● MATERIAL SHOWN:
** Begin **

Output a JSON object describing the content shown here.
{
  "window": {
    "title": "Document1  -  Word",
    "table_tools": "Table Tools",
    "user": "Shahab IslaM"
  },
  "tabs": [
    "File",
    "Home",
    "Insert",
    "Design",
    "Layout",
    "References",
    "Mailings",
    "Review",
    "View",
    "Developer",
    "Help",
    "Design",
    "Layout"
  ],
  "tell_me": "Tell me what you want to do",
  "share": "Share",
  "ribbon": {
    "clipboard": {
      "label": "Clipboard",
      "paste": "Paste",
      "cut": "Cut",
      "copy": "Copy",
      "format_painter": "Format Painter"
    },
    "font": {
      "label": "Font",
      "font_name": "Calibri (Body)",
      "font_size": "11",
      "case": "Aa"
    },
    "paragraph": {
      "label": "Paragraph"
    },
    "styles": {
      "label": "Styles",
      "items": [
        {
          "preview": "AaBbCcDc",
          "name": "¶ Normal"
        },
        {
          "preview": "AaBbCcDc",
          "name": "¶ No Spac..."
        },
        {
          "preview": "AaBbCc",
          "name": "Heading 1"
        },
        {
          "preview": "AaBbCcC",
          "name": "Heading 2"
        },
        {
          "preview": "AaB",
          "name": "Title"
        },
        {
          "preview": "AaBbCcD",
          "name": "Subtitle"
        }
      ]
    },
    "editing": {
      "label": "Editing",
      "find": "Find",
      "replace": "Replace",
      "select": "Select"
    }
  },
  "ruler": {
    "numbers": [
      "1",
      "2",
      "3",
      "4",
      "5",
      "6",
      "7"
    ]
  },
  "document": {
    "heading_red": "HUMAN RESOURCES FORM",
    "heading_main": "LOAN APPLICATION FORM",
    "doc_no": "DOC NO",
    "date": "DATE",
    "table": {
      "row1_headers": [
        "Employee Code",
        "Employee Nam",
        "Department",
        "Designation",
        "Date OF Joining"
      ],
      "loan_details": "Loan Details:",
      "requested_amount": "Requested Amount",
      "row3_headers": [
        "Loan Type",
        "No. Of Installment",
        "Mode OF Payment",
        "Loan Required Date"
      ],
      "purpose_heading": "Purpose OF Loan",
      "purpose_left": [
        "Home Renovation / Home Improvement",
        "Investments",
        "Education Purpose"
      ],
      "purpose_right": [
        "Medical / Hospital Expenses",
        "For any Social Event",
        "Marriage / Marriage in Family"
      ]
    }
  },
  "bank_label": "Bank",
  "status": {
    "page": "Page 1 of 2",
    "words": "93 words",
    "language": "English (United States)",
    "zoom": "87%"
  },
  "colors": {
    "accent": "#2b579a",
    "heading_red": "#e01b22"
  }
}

** End **

● EXERCISE:
Count every line of the material above that holds the string "preview", then state only the total.

● OUTPUT FOR THIS EXERCISE:
6